- Data entries
----------

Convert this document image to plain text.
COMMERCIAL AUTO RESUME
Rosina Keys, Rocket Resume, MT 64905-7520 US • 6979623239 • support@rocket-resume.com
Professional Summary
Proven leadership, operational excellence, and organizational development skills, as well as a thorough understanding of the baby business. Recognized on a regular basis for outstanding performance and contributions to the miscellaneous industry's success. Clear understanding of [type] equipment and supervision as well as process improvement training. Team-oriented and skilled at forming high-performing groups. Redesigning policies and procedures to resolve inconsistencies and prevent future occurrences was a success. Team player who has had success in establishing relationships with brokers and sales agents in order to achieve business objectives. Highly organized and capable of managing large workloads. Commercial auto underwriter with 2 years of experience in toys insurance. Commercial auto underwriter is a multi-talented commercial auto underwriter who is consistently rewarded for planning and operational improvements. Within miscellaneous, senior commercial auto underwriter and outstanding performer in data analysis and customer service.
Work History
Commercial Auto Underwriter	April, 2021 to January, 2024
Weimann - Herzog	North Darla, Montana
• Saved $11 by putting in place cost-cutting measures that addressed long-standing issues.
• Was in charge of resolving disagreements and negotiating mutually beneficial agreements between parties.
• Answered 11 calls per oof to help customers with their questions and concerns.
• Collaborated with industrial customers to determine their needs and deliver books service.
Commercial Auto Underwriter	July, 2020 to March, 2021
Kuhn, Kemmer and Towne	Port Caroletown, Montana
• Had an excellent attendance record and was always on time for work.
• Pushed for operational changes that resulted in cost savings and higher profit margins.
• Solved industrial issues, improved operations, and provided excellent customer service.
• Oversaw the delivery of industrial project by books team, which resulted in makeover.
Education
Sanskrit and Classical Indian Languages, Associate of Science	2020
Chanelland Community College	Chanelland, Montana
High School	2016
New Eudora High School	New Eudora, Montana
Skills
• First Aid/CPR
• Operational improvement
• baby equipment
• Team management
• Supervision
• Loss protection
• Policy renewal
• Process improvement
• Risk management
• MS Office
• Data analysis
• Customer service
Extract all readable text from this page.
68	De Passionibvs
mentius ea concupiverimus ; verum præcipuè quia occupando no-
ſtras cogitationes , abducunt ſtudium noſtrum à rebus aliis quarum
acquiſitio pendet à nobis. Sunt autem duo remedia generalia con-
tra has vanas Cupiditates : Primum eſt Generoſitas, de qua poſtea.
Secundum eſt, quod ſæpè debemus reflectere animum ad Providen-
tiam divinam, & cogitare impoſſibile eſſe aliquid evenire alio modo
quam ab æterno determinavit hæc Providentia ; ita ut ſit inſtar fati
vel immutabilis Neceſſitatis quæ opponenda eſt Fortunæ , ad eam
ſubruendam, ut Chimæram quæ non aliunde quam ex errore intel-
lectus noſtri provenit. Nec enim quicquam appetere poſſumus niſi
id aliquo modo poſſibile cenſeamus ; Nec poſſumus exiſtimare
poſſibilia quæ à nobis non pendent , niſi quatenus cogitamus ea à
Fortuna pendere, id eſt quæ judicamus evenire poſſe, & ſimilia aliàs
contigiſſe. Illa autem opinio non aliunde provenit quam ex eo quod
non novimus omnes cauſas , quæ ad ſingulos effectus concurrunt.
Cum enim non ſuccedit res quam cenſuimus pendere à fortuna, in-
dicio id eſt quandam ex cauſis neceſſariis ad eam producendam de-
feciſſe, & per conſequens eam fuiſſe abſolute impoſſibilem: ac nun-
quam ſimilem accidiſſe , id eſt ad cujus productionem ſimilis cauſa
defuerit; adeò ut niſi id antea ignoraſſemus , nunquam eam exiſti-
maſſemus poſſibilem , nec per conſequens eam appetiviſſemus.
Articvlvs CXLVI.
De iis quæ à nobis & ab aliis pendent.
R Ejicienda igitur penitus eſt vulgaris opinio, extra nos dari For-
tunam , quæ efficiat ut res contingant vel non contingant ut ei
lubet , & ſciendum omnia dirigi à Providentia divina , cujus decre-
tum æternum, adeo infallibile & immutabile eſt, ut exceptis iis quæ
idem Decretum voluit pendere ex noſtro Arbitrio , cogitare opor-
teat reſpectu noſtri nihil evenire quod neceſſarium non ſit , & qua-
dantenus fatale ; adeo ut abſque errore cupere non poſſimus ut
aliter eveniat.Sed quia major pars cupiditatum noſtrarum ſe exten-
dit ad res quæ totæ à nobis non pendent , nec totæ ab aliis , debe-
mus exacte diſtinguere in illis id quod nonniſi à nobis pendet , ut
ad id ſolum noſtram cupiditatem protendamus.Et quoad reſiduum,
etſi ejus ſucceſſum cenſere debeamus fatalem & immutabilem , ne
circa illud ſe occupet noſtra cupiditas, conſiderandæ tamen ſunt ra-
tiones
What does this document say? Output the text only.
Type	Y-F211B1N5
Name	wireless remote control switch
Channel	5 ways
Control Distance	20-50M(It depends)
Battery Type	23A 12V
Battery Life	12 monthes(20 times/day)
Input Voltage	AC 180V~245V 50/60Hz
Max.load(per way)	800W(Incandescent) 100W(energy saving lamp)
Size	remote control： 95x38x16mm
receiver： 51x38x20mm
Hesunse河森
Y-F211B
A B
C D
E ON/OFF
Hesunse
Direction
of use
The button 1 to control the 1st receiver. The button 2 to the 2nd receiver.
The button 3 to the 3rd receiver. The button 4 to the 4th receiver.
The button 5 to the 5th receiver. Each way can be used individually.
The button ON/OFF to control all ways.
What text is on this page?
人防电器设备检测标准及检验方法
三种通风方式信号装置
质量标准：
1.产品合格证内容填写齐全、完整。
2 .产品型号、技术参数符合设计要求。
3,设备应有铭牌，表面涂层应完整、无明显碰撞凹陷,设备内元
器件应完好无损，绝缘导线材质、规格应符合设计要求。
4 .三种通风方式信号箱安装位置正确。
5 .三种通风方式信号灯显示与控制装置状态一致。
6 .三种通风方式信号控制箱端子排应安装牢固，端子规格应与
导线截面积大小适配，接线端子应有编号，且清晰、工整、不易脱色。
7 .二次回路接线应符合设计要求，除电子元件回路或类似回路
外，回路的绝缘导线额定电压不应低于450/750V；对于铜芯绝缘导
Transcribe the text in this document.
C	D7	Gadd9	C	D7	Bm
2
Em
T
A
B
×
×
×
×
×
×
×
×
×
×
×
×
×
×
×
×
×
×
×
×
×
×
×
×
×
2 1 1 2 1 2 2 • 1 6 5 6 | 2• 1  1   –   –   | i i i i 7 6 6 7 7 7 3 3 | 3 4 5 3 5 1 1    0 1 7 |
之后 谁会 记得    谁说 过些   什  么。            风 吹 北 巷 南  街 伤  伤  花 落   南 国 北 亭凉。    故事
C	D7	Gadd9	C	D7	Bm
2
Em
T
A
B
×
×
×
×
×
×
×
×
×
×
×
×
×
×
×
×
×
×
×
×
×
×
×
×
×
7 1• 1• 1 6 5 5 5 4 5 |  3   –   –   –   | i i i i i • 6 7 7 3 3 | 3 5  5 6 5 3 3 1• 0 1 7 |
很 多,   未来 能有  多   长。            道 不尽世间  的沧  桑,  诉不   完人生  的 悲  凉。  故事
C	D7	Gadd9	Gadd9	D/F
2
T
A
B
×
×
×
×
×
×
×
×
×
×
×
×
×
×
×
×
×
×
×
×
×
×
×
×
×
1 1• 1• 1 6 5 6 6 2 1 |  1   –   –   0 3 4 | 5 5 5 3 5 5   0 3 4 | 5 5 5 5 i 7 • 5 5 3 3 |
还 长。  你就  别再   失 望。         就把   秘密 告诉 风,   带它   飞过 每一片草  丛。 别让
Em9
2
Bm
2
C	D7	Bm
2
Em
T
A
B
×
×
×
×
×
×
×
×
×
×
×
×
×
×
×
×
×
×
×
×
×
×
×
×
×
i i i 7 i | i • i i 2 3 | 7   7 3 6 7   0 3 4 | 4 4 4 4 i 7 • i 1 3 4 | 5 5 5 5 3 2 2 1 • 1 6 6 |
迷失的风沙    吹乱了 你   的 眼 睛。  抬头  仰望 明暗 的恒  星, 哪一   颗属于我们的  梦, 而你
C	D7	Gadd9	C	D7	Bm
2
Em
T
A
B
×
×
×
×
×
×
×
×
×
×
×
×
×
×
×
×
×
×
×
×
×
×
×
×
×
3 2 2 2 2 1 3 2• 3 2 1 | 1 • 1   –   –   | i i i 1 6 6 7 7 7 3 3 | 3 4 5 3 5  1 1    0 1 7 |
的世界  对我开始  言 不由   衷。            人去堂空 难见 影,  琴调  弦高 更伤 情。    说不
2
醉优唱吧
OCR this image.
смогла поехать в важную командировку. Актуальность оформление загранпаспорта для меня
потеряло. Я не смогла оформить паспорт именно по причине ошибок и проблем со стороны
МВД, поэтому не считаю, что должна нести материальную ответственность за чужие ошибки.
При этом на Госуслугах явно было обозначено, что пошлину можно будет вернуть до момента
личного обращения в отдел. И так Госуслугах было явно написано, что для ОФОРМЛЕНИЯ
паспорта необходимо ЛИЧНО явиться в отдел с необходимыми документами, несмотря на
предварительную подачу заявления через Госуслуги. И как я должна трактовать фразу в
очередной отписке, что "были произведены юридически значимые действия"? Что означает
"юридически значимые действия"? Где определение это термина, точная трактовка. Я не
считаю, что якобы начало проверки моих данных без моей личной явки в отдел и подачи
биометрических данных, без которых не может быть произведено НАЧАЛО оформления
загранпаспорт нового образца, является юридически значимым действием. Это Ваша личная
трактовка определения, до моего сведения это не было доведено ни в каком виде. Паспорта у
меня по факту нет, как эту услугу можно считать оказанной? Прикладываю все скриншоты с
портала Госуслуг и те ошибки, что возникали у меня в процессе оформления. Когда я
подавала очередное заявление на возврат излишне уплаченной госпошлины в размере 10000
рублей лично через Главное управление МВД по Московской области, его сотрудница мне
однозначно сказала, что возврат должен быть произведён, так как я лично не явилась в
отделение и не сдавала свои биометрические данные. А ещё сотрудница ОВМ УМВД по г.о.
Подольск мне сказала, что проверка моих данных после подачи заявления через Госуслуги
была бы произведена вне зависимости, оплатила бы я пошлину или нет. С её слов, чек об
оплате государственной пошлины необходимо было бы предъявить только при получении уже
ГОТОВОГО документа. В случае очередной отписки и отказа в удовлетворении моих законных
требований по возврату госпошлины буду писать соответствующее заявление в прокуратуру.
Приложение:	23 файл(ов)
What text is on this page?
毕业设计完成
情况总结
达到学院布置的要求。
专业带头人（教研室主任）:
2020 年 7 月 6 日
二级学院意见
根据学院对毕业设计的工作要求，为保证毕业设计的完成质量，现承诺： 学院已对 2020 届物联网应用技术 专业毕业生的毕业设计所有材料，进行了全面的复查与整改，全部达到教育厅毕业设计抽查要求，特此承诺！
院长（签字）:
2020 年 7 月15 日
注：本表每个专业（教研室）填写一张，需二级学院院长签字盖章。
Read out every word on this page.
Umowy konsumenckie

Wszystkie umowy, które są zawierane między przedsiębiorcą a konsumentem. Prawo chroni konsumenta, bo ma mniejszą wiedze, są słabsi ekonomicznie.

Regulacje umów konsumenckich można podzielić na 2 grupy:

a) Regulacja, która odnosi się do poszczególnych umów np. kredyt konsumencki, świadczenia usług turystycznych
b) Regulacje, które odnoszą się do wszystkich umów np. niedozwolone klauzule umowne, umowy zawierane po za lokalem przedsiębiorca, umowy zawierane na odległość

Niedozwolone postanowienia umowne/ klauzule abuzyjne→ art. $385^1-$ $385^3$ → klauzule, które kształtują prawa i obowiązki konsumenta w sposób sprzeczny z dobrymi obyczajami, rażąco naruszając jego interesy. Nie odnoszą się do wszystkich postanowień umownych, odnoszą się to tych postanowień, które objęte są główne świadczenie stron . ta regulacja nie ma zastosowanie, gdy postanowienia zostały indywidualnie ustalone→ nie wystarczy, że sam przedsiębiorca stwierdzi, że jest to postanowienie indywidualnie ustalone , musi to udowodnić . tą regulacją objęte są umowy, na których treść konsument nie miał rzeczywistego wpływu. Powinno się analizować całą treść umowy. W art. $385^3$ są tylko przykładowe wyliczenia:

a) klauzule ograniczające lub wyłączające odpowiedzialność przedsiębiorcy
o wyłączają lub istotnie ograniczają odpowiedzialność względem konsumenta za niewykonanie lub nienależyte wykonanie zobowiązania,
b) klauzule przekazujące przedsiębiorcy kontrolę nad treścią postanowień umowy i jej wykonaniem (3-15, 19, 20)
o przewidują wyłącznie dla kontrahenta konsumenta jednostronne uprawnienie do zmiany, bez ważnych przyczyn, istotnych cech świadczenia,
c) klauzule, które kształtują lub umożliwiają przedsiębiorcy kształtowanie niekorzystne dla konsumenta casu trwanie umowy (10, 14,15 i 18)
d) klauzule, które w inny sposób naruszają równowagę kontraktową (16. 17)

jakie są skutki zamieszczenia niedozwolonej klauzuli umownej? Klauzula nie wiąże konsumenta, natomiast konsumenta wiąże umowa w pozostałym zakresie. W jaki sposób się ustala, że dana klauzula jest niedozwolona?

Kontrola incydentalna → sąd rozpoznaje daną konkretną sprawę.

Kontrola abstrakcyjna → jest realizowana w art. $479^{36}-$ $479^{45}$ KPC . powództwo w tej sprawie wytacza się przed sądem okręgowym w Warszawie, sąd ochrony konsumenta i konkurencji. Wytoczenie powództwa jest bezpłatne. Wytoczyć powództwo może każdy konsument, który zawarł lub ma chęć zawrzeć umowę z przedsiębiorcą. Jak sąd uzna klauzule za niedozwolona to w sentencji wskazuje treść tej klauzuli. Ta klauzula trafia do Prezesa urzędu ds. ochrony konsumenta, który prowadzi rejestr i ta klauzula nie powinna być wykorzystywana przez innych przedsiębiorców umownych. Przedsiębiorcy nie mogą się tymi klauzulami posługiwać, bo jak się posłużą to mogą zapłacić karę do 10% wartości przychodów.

----------

- REQUIRED TASK
Search the records for the word "noſtri" and copy every line where it occurs.

- THE COMPLETED TASK
lectus noſtri provenit. Nec enim quicquam appetere poſſumus niſi
teat reſpectu noſtri nihil evenire quod neceſſarium non ſit , & qua-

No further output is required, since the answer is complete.